* BEGIN Listing *

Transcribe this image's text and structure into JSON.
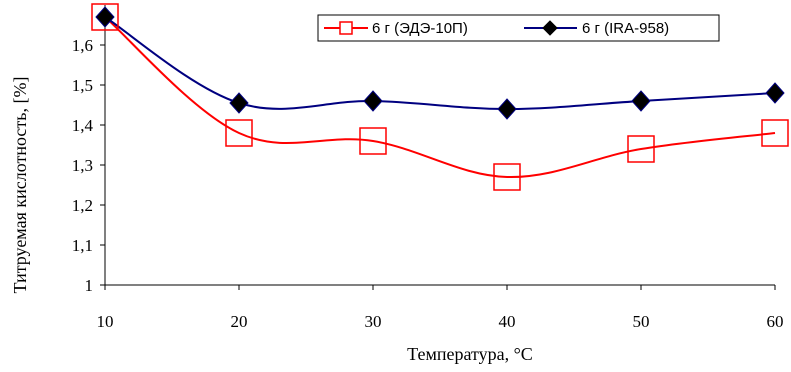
{
  "chart_data": {
    "type": "line",
    "x": [
      10,
      20,
      30,
      40,
      50,
      60
    ],
    "xlim": [
      10,
      60
    ],
    "ylim": [
      1,
      1.7
    ],
    "xticks": [
      "10",
      "20",
      "30",
      "40",
      "50",
      "60"
    ],
    "yticks": [
      "1",
      "1,1",
      "1,2",
      "1,3",
      "1,4",
      "1,5",
      "1,6"
    ],
    "xlabel": "Температура, °C",
    "ylabel": "Титруемая кислотность,  [%]",
    "grid": false,
    "legend": "top-right",
    "series": [
      {
        "name": "6 г (ЭДЭ-10П)",
        "values": [
          1.67,
          1.38,
          1.36,
          1.27,
          1.34,
          1.38
        ],
        "color": "#ff0000",
        "marker": "square-open"
      },
      {
        "name": "6 г (IRA-958)",
        "values": [
          1.67,
          1.455,
          1.46,
          1.44,
          1.46,
          1.48
        ],
        "color": "#000080",
        "marker": "diamond-filled"
      }
    ]
  }
}
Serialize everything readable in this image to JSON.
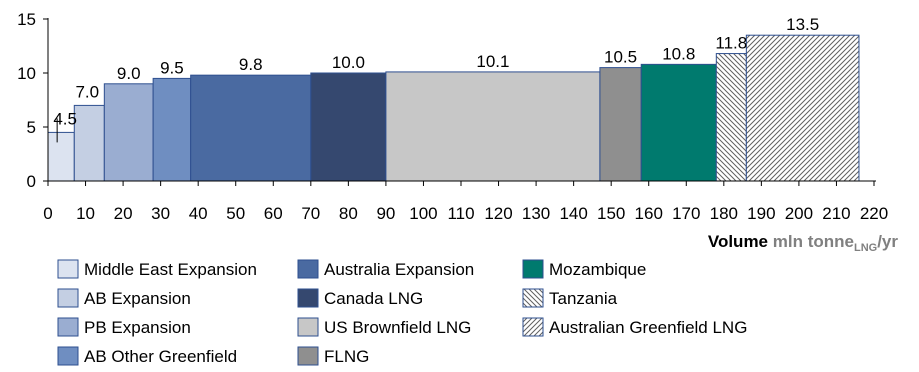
{
  "chart_data": {
    "type": "bar",
    "subtype": "variable-width step bar (supply cost curve)",
    "x_axis": {
      "label_bold": "Volume",
      "label_unit_prefix": "mln tonne",
      "label_unit_subscript": "LNG",
      "label_unit_suffix": "/yr",
      "min": 0,
      "max": 220,
      "ticks": [
        "0",
        "10",
        "20",
        "30",
        "40",
        "50",
        "60",
        "70",
        "80",
        "90",
        "100",
        "110",
        "120",
        "130",
        "140",
        "150",
        "160",
        "170",
        "180",
        "190",
        "200",
        "210",
        "220"
      ]
    },
    "y_axis": {
      "min": 0,
      "max": 15,
      "ticks": [
        "0",
        "5",
        "10",
        "15"
      ]
    },
    "grid": false,
    "legend_position": "bottom",
    "legend_columns": 3,
    "series": [
      {
        "name": "Middle East Expansion",
        "x_start": 0,
        "x_end": 7,
        "value": 4.5,
        "label": "4.5",
        "color": "#dce3f0",
        "pattern": "solid"
      },
      {
        "name": "AB Expansion",
        "x_start": 7,
        "x_end": 15,
        "value": 7.0,
        "label": "7.0",
        "color": "#c4cfe3",
        "pattern": "solid"
      },
      {
        "name": "PB Expansion",
        "x_start": 15,
        "x_end": 28,
        "value": 9.0,
        "label": "9.0",
        "color": "#9aadd1",
        "pattern": "solid"
      },
      {
        "name": "AB Other Greenfield",
        "x_start": 28,
        "x_end": 38,
        "value": 9.5,
        "label": "9.5",
        "color": "#6f8ec1",
        "pattern": "solid"
      },
      {
        "name": "Australia Expansion",
        "x_start": 38,
        "x_end": 70,
        "value": 9.8,
        "label": "9.8",
        "color": "#4a6aa1",
        "pattern": "solid"
      },
      {
        "name": "Canada LNG",
        "x_start": 70,
        "x_end": 90,
        "value": 10.0,
        "label": "10.0",
        "color": "#35486f",
        "pattern": "solid"
      },
      {
        "name": "US Brownfield LNG",
        "x_start": 90,
        "x_end": 147,
        "value": 10.1,
        "label": "10.1",
        "color": "#c7c7c7",
        "pattern": "solid"
      },
      {
        "name": "FLNG",
        "x_start": 147,
        "x_end": 158,
        "value": 10.5,
        "label": "10.5",
        "color": "#8f8f8f",
        "pattern": "solid"
      },
      {
        "name": "Mozambique",
        "x_start": 158,
        "x_end": 178,
        "value": 10.8,
        "label": "10.8",
        "color": "#007a6e",
        "pattern": "solid"
      },
      {
        "name": "Tanzania",
        "x_start": 178,
        "x_end": 186,
        "value": 11.8,
        "label": "11.8",
        "color": "#ffffff",
        "pattern": "hatch-back"
      },
      {
        "name": "Australian Greenfield LNG",
        "x_start": 186,
        "x_end": 216,
        "value": 13.5,
        "label": "13.5",
        "color": "#ffffff",
        "pattern": "hatch-forward"
      }
    ],
    "legend": [
      [
        "Middle East Expansion",
        "AB Expansion",
        "PB Expansion",
        "AB Other Greenfield"
      ],
      [
        "Australia Expansion",
        "Canada LNG",
        "US Brownfield LNG",
        "FLNG"
      ],
      [
        "Mozambique",
        "Tanzania",
        "Australian Greenfield LNG"
      ]
    ],
    "colors": {
      "border": "#2e4f8f",
      "axis": "#000000"
    }
  }
}
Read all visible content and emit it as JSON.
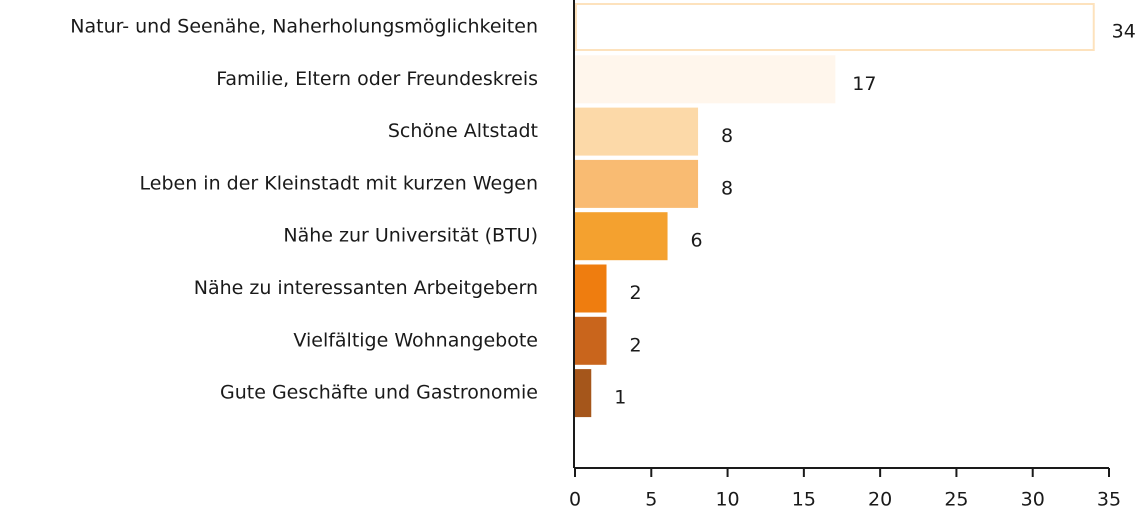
{
  "chart_data": {
    "type": "barh",
    "categories": [
      "Natur- und Seenähe, Naherholungsmöglichkeiten",
      "Familie, Eltern oder Freundeskreis",
      "Schöne Altstadt",
      "Leben in der Kleinstadt mit kurzen Wegen",
      "Nähe zur Universität (BTU)",
      "Nähe zu interessanten Arbeitgebern",
      "Vielfältige Wohnangebote",
      "Gute Geschäfte und Gastronomie"
    ],
    "values": [
      34,
      17,
      8,
      8,
      6,
      2,
      2,
      1
    ],
    "colors": [
      "#ffffff",
      "#fff6ec",
      "#fcd9a8",
      "#f9bb72",
      "#f4a12f",
      "#ef7d0f",
      "#c9651c",
      "#a5561b"
    ],
    "edgecolors": [
      "#fde2bd",
      "#fff6ec",
      "#fcd9a8",
      "#f9bb72",
      "#f4a12f",
      "#ef7d0f",
      "#c9651c",
      "#a5561b"
    ],
    "xlim": [
      0,
      35
    ],
    "xticks": [
      0,
      5,
      10,
      15,
      20,
      25,
      30,
      35
    ],
    "grid": false
  }
}
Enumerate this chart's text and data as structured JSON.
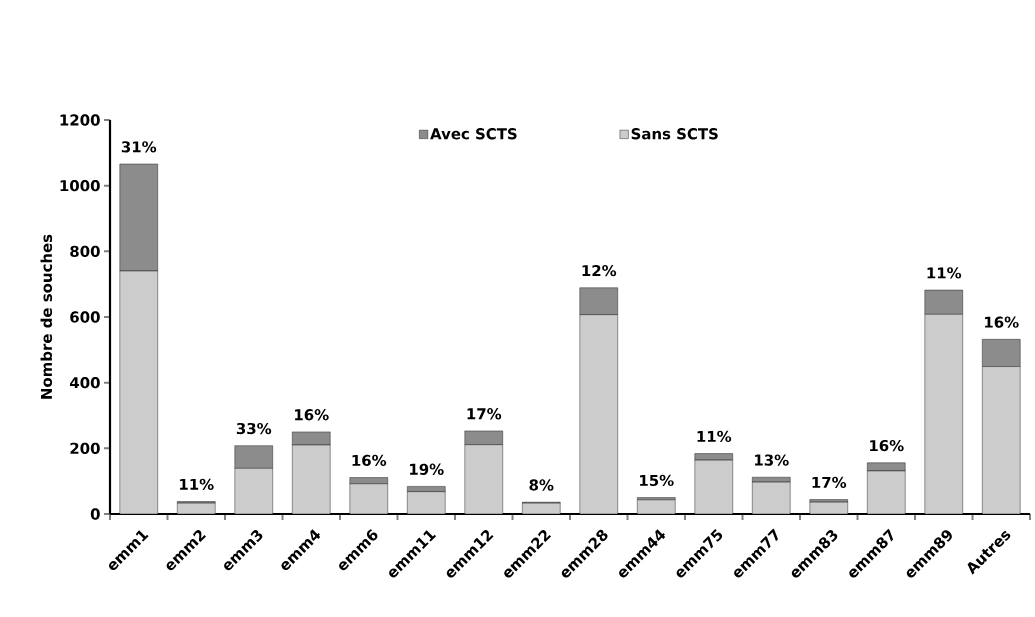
{
  "chart_data": {
    "type": "bar",
    "stacked": true,
    "ylabel": "Nombre de souches",
    "categories": [
      "emm1",
      "emm2",
      "emm3",
      "emm4",
      "emm6",
      "emm11",
      "emm12",
      "emm22",
      "emm28",
      "emm44",
      "emm75",
      "emm77",
      "emm83",
      "emm87",
      "emm89",
      "Autres"
    ],
    "series": [
      {
        "name": "Sans SCTS",
        "color": "#cccccc",
        "values": [
          740,
          33,
          139,
          210,
          92,
          68,
          211,
          33,
          607,
          43,
          164,
          97,
          36,
          131,
          608,
          449
        ]
      },
      {
        "name": "Avec SCTS",
        "color": "#8c8c8c",
        "values": [
          326,
          5,
          69,
          40,
          19,
          16,
          42,
          3,
          82,
          7,
          20,
          15,
          8,
          25,
          74,
          83
        ]
      }
    ],
    "annotations": [
      {
        "text": "31%",
        "x": "emm1",
        "y": 1066
      },
      {
        "text": "11%",
        "x": "emm2",
        "y": 38
      },
      {
        "text": "33%",
        "x": "emm3",
        "y": 208
      },
      {
        "text": "16%",
        "x": "emm4",
        "y": 250
      },
      {
        "text": "16%",
        "x": "emm6",
        "y": 111
      },
      {
        "text": "19%",
        "x": "emm11",
        "y": 84
      },
      {
        "text": "17%",
        "x": "emm12",
        "y": 253
      },
      {
        "text": "8%",
        "x": "emm22",
        "y": 36
      },
      {
        "text": "12%",
        "x": "emm28",
        "y": 689
      },
      {
        "text": "15%",
        "x": "emm44",
        "y": 50
      },
      {
        "text": "11%",
        "x": "emm75",
        "y": 184
      },
      {
        "text": "13%",
        "x": "emm77",
        "y": 112
      },
      {
        "text": "17%",
        "x": "emm83",
        "y": 44
      },
      {
        "text": "16%",
        "x": "emm87",
        "y": 156
      },
      {
        "text": "11%",
        "x": "emm89",
        "y": 682
      },
      {
        "text": "16%",
        "x": "Autres",
        "y": 532
      }
    ],
    "ylim": [
      0,
      1200
    ],
    "yticks": [
      0,
      200,
      400,
      600,
      800,
      1000,
      1200
    ],
    "grid": false,
    "legend": "top"
  }
}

* END Listing *

Written request
Tell how many lines of the material above hold "Middle", answering with a bare number.

Correct answer
2